_Given instruction:_
The records below are to be copied word for word, with every picture left out.

_Data supplied:_
-=-=-=-=-
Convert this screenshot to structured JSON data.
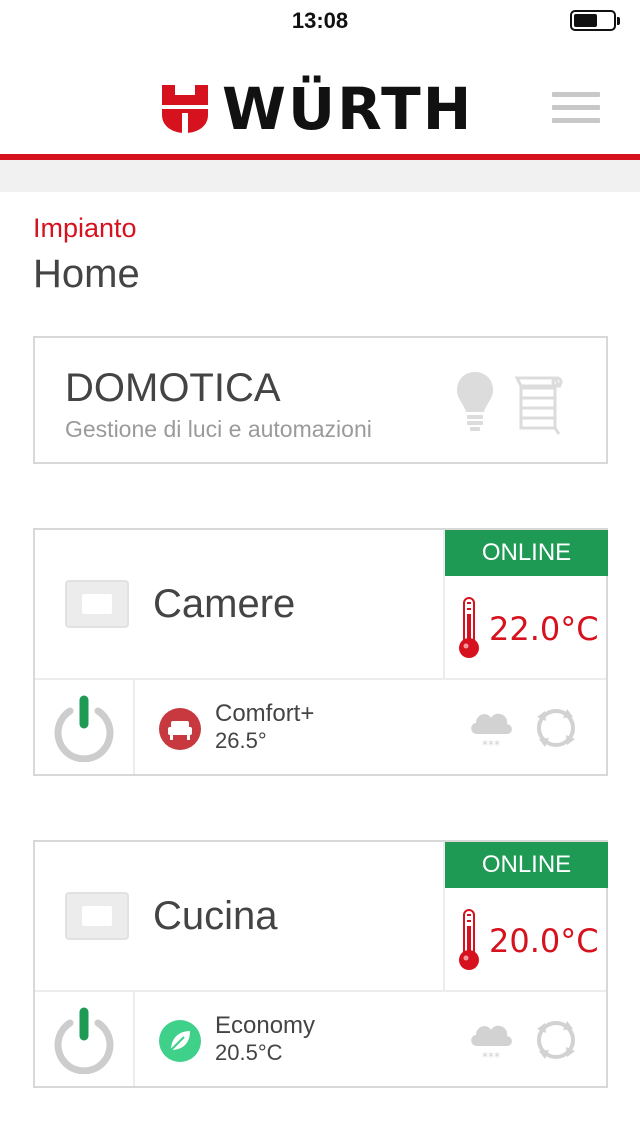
{
  "status_bar": {
    "time": "13:08",
    "battery_level": 0.6
  },
  "header": {
    "brand": "WÜRTH"
  },
  "page": {
    "subtitle": "Impianto",
    "title": "Home"
  },
  "domotica": {
    "title": "DOMOTICA",
    "subtitle": "Gestione di luci e automazioni"
  },
  "zones": [
    {
      "name": "Camere",
      "status": "ONLINE",
      "temperature": "22.0°C",
      "mode_label": "Comfort+",
      "mode_value": "26.5°",
      "mode_color": "#c7393f"
    },
    {
      "name": "Cucina",
      "status": "ONLINE",
      "temperature": "20.0°C",
      "mode_label": "Economy",
      "mode_value": "20.5°C",
      "mode_color": "#3fd08a"
    }
  ],
  "colors": {
    "brand_red": "#d6121e",
    "online_green": "#1e9a55",
    "power_green": "#1e9a55"
  }
}
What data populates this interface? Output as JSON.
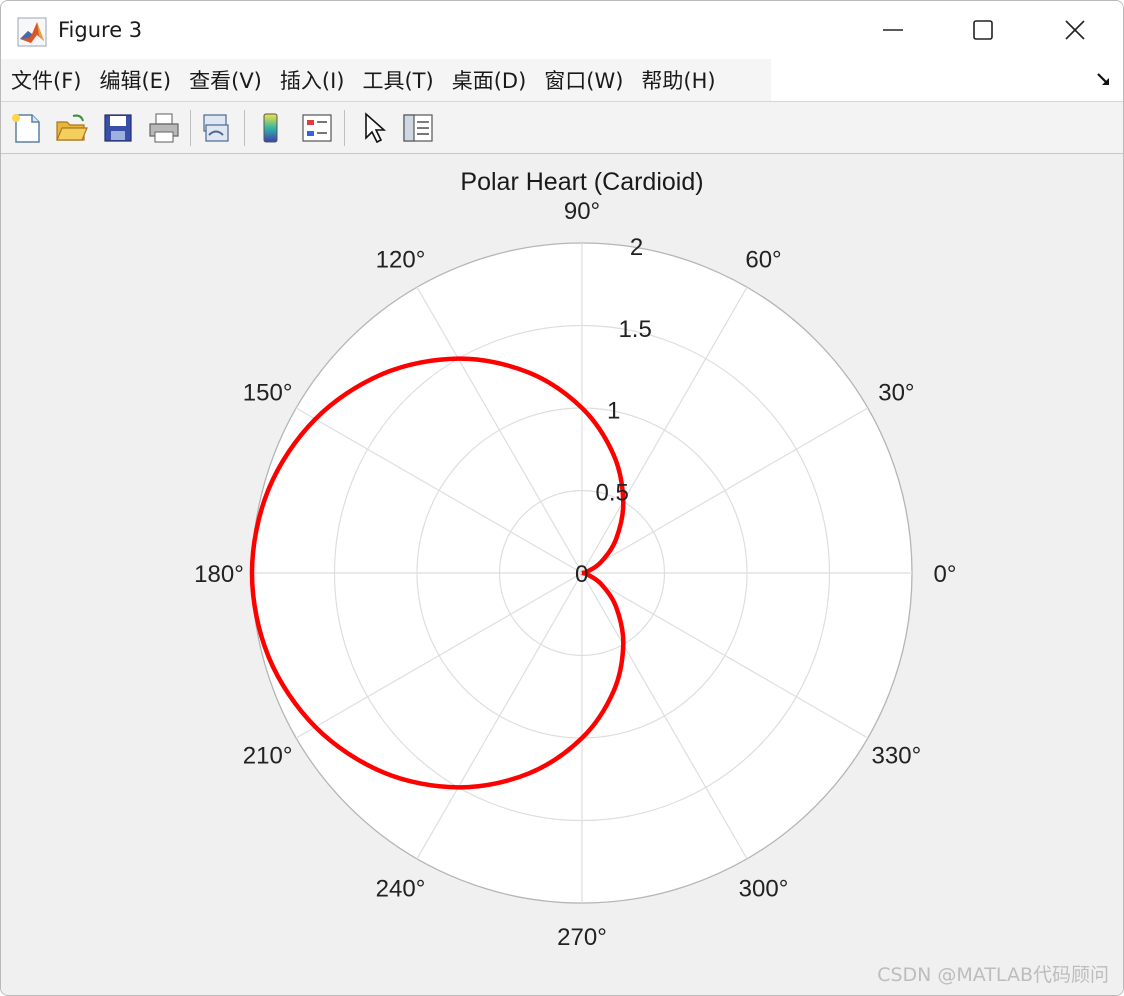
{
  "window": {
    "title": "Figure 3",
    "controls": [
      "minimize",
      "maximize",
      "close"
    ]
  },
  "menubar": {
    "items": [
      "文件(F)",
      "编辑(E)",
      "查看(V)",
      "插入(I)",
      "工具(T)",
      "桌面(D)",
      "窗口(W)",
      "帮助(H)"
    ]
  },
  "toolbar": {
    "buttons": [
      {
        "icon": "new-figure-icon"
      },
      {
        "icon": "open-file-icon"
      },
      {
        "icon": "save-icon"
      },
      {
        "icon": "print-icon"
      },
      {
        "icon": "link-plot-icon"
      },
      {
        "icon": "colorbar-icon"
      },
      {
        "icon": "legend-icon"
      },
      {
        "icon": "edit-plot-pointer-icon"
      },
      {
        "icon": "property-inspector-icon"
      }
    ]
  },
  "chart_data": {
    "type": "line",
    "projection": "polar",
    "title": "Polar Heart (Cardioid)",
    "equation_shape": "r = 1 - cos(theta)",
    "theta_ticks_deg": [
      0,
      30,
      60,
      90,
      120,
      150,
      180,
      210,
      240,
      270,
      300,
      330
    ],
    "theta_tick_labels": [
      "0°",
      "30°",
      "60°",
      "90°",
      "120°",
      "150°",
      "180°",
      "210°",
      "240°",
      "270°",
      "300°",
      "330°"
    ],
    "r_ticks": [
      0,
      0.5,
      1,
      1.5,
      2
    ],
    "r_tick_labels": [
      "0",
      "0.5",
      "1",
      "1.5",
      "2"
    ],
    "rlim": [
      0,
      2
    ],
    "grid": true,
    "series": [
      {
        "color": "#ff0000",
        "theta_deg": [
          0,
          15,
          30,
          45,
          60,
          75,
          90,
          105,
          120,
          135,
          150,
          165,
          180,
          195,
          210,
          225,
          240,
          255,
          270,
          285,
          300,
          315,
          330,
          345,
          360
        ],
        "r": [
          0,
          0.034,
          0.134,
          0.293,
          0.5,
          0.741,
          1.0,
          1.259,
          1.5,
          1.707,
          1.866,
          1.966,
          2.0,
          1.966,
          1.866,
          1.707,
          1.5,
          1.259,
          1.0,
          0.741,
          0.5,
          0.293,
          0.134,
          0.034,
          0
        ]
      }
    ]
  },
  "watermark": "CSDN @MATLAB代码顾问"
}
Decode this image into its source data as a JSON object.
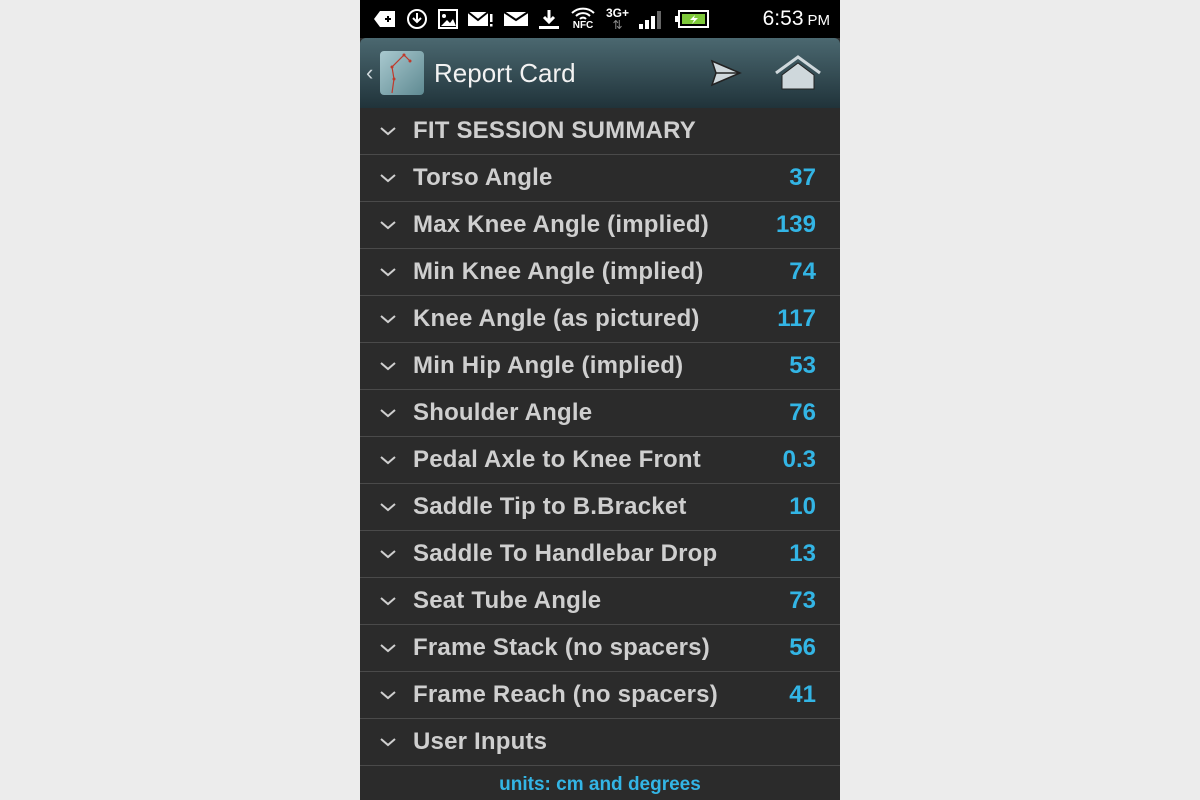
{
  "status_bar": {
    "icons": [
      "back-notification-icon",
      "download-sync-icon",
      "gallery-icon",
      "mail-alert-icon",
      "mail-icon",
      "download-icon",
      "wifi-nfc-icon",
      "3g-plus-data-icon",
      "signal-icon",
      "battery-charging-icon"
    ],
    "network_label": "3G+",
    "nfc_label": "NFC",
    "time": "6:53",
    "ampm": "PM"
  },
  "action_bar": {
    "back_glyph": "‹",
    "title": "Report Card",
    "actions": [
      "send-icon",
      "home-icon"
    ]
  },
  "sections": {
    "summary_header": "FIT SESSION SUMMARY",
    "items": [
      {
        "label": "Torso Angle",
        "value": "37"
      },
      {
        "label": "Max Knee Angle (implied)",
        "value": "139"
      },
      {
        "label": "Min Knee Angle (implied)",
        "value": "74"
      },
      {
        "label": "Knee Angle (as pictured)",
        "value": "117"
      },
      {
        "label": "Min Hip Angle (implied)",
        "value": "53"
      },
      {
        "label": "Shoulder Angle",
        "value": "76"
      },
      {
        "label": "Pedal Axle to Knee Front",
        "value": "0.3"
      },
      {
        "label": "Saddle Tip to B.Bracket",
        "value": "10"
      },
      {
        "label": "Saddle To Handlebar Drop",
        "value": "13"
      },
      {
        "label": "Seat Tube Angle",
        "value": "73"
      },
      {
        "label": "Frame Stack (no spacers)",
        "value": "56"
      },
      {
        "label": "Frame Reach (no spacers)",
        "value": "41"
      }
    ],
    "user_inputs_header": "User Inputs"
  },
  "footer": {
    "units": "units: cm and degrees"
  },
  "colors": {
    "accent": "#33b5e5",
    "background": "#2b2b2b",
    "divider": "#4a4a4a",
    "label": "#cfcfcf"
  }
}
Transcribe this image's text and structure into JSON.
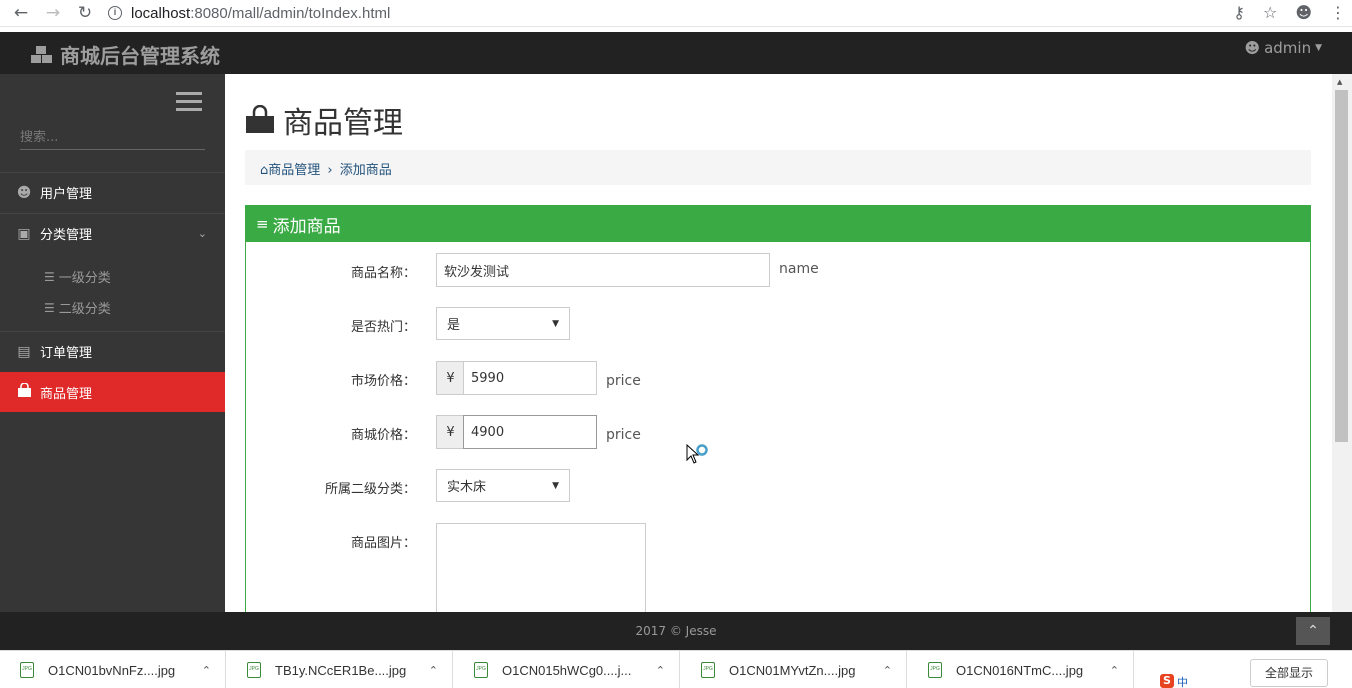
{
  "browser": {
    "url_host": "localhost",
    "url_path": ":8080/mall/admin/toIndex.html"
  },
  "topbar": {
    "brand": "商城后台管理系统",
    "user": "admin"
  },
  "sidebar": {
    "search_placeholder": "搜索...",
    "items": [
      {
        "label": "用户管理",
        "icon": "user-circle-icon"
      },
      {
        "label": "分类管理",
        "icon": "category-icon"
      },
      {
        "label": "一级分类",
        "icon": "list-icon"
      },
      {
        "label": "二级分类",
        "icon": "list-icon"
      },
      {
        "label": "订单管理",
        "icon": "file-icon"
      },
      {
        "label": "商品管理",
        "icon": "shopping-bag-icon",
        "active": true
      }
    ]
  },
  "main": {
    "title": "商品管理",
    "breadcrumb": {
      "home": "商品管理",
      "current": "添加商品"
    },
    "panel_title": "添加商品",
    "form": {
      "name_label": "商品名称：",
      "name_value": "软沙发测试",
      "name_hint": "name",
      "hot_label": "是否热门：",
      "hot_value": "是",
      "market_price_label": "市场价格：",
      "market_price_value": "5990",
      "market_price_hint": "price",
      "mall_price_label": "商城价格：",
      "mall_price_value": "4900",
      "mall_price_hint": "price",
      "currency": "¥",
      "category_label": "所属二级分类：",
      "category_value": "实木床",
      "image_label": "商品图片："
    }
  },
  "footer": {
    "text": "2017 © Jesse"
  },
  "downloads": {
    "items": [
      "O1CN01bvNnFz....jpg",
      "TB1y.NCcER1Be....jpg",
      "O1CN015hWCg0....j...",
      "O1CN01MYvtZn....jpg",
      "O1CN016NTmC....jpg"
    ],
    "show_all": "全部显示"
  },
  "colors": {
    "accent_active": "#e02a2a",
    "panel_green": "#3aaa44",
    "sidebar_bg": "#363636",
    "topbar_bg": "#222222"
  }
}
-=-=-=-=-
_Written answer:_
Convert this screenshot to structured JSON data.
{
  "status_bar": {
    "time": "13:08",
    "battery_level": 0.6
  },
  "header": {
    "brand": "WÜRTH"
  },
  "page": {
    "subtitle": "Impianto",
    "title": "Home"
  },
  "domotica": {
    "title": "DOMOTICA",
    "subtitle": "Gestione di luci e automazioni"
  },
  "zones": [
    {
      "name": "Camere",
      "status": "ONLINE",
      "temperature": "22.0°C",
      "mode_label": "Comfort+",
      "mode_value": "26.5°",
      "mode_color": "#c7393f"
    },
    {
      "name": "Cucina",
      "status": "ONLINE",
      "temperature": "20.0°C",
      "mode_label": "Economy",
      "mode_value": "20.5°C",
      "mode_color": "#3fd08a"
    }
  ],
  "colors": {
    "brand_red": "#d6121e",
    "online_green": "#1e9a55",
    "power_green": "#1e9a55"
  }
}
What data populates this interface? Output as JSON.
{
  "window": {
    "title": "Figure 3",
    "controls": [
      "minimize",
      "maximize",
      "close"
    ]
  },
  "menubar": {
    "items": [
      "文件(F)",
      "编辑(E)",
      "查看(V)",
      "插入(I)",
      "工具(T)",
      "桌面(D)",
      "窗口(W)",
      "帮助(H)"
    ]
  },
  "toolbar": {
    "buttons": [
      {
        "icon": "new-figure-icon"
      },
      {
        "icon": "open-file-icon"
      },
      {
        "icon": "save-icon"
      },
      {
        "icon": "print-icon"
      },
      {
        "icon": "link-plot-icon"
      },
      {
        "icon": "colorbar-icon"
      },
      {
        "icon": "legend-icon"
      },
      {
        "icon": "edit-plot-pointer-icon"
      },
      {
        "icon": "property-inspector-icon"
      }
    ]
  },
  "chart_data": {
    "type": "line",
    "projection": "polar",
    "title": "Polar Heart (Cardioid)",
    "equation_shape": "r = 1 - cos(theta)",
    "theta_ticks_deg": [
      0,
      30,
      60,
      90,
      120,
      150,
      180,
      210,
      240,
      270,
      300,
      330
    ],
    "theta_tick_labels": [
      "0°",
      "30°",
      "60°",
      "90°",
      "120°",
      "150°",
      "180°",
      "210°",
      "240°",
      "270°",
      "300°",
      "330°"
    ],
    "r_ticks": [
      0,
      0.5,
      1,
      1.5,
      2
    ],
    "r_tick_labels": [
      "0",
      "0.5",
      "1",
      "1.5",
      "2"
    ],
    "rlim": [
      0,
      2
    ],
    "grid": true,
    "series": [
      {
        "color": "#ff0000",
        "theta_deg": [
          0,
          15,
          30,
          45,
          60,
          75,
          90,
          105,
          120,
          135,
          150,
          165,
          180,
          195,
          210,
          225,
          240,
          255,
          270,
          285,
          300,
          315,
          330,
          345,
          360
        ],
        "r": [
          0,
          0.034,
          0.134,
          0.293,
          0.5,
          0.741,
          1.0,
          1.259,
          1.5,
          1.707,
          1.866,
          1.966,
          2.0,
          1.966,
          1.866,
          1.707,
          1.5,
          1.259,
          1.0,
          0.741,
          0.5,
          0.293,
          0.134,
          0.034,
          0
        ]
      }
    ]
  },
  "watermark": "CSDN @MATLAB代码顾问"
}
Decode this image into its source data as a JSON object.
{
  "status_bar": {
    "icons": [
      "back-notification-icon",
      "download-sync-icon",
      "gallery-icon",
      "mail-alert-icon",
      "mail-icon",
      "download-icon",
      "wifi-nfc-icon",
      "3g-plus-data-icon",
      "signal-icon",
      "battery-charging-icon"
    ],
    "network_label": "3G+",
    "nfc_label": "NFC",
    "time": "6:53",
    "ampm": "PM"
  },
  "action_bar": {
    "back_glyph": "‹",
    "title": "Report Card",
    "actions": [
      "send-icon",
      "home-icon"
    ]
  },
  "sections": {
    "summary_header": "FIT SESSION SUMMARY",
    "items": [
      {
        "label": "Torso Angle",
        "value": "37"
      },
      {
        "label": "Max Knee Angle (implied)",
        "value": "139"
      },
      {
        "label": "Min Knee Angle (implied)",
        "value": "74"
      },
      {
        "label": "Knee Angle (as pictured)",
        "value": "117"
      },
      {
        "label": "Min Hip Angle (implied)",
        "value": "53"
      },
      {
        "label": "Shoulder Angle",
        "value": "76"
      },
      {
        "label": "Pedal Axle to Knee Front",
        "value": "0.3"
      },
      {
        "label": "Saddle Tip to B.Bracket",
        "value": "10"
      },
      {
        "label": "Saddle To Handlebar Drop",
        "value": "13"
      },
      {
        "label": "Seat Tube Angle",
        "value": "73"
      },
      {
        "label": "Frame Stack (no spacers)",
        "value": "56"
      },
      {
        "label": "Frame Reach (no spacers)",
        "value": "41"
      }
    ],
    "user_inputs_header": "User Inputs"
  },
  "footer": {
    "units": "units: cm and degrees"
  },
  "colors": {
    "accent": "#33b5e5",
    "background": "#2b2b2b",
    "divider": "#4a4a4a",
    "label": "#cfcfcf"
  }
}
Transcribe this image's text and structure into JSON.
{
  "browser": {
    "url_host": "localhost",
    "url_path": ":8080/mall/admin/toIndex.html"
  },
  "topbar": {
    "brand": "商城后台管理系统",
    "user": "admin"
  },
  "sidebar": {
    "search_placeholder": "搜索...",
    "items": [
      {
        "label": "用户管理",
        "icon": "user-circle-icon"
      },
      {
        "label": "分类管理",
        "icon": "category-icon"
      },
      {
        "label": "一级分类",
        "icon": "list-icon"
      },
      {
        "label": "二级分类",
        "icon": "list-icon"
      },
      {
        "label": "订单管理",
        "icon": "file-icon"
      },
      {
        "label": "商品管理",
        "icon": "shopping-bag-icon",
        "active": true
      }
    ]
  },
  "main": {
    "title": "商品管理",
    "breadcrumb": {
      "home": "商品管理",
      "current": "添加商品"
    },
    "panel_title": "添加商品",
    "form": {
      "name_label": "商品名称：",
      "name_value": "软沙发测试",
      "name_hint": "name",
      "hot_label": "是否热门：",
      "hot_value": "是",
      "market_price_label": "市场价格：",
      "market_price_value": "5990",
      "market_price_hint": "price",
      "mall_price_label": "商城价格：",
      "mall_price_value": "4900",
      "mall_price_hint": "price",
      "currency": "¥",
      "category_label": "所属二级分类：",
      "category_value": "实木床",
      "image_label": "商品图片："
    }
  },
  "footer": {
    "text": "2017 © Jesse"
  },
  "downloads": {
    "items": [
      "O1CN01bvNnFz....jpg",
      "TB1y.NCcER1Be....jpg",
      "O1CN015hWCg0....j...",
      "O1CN01MYvtZn....jpg",
      "O1CN016NTmC....jpg"
    ],
    "show_all": "全部显示"
  },
  "colors": {
    "accent_active": "#e02a2a",
    "panel_green": "#3aaa44",
    "sidebar_bg": "#363636",
    "topbar_bg": "#222222"
  }
}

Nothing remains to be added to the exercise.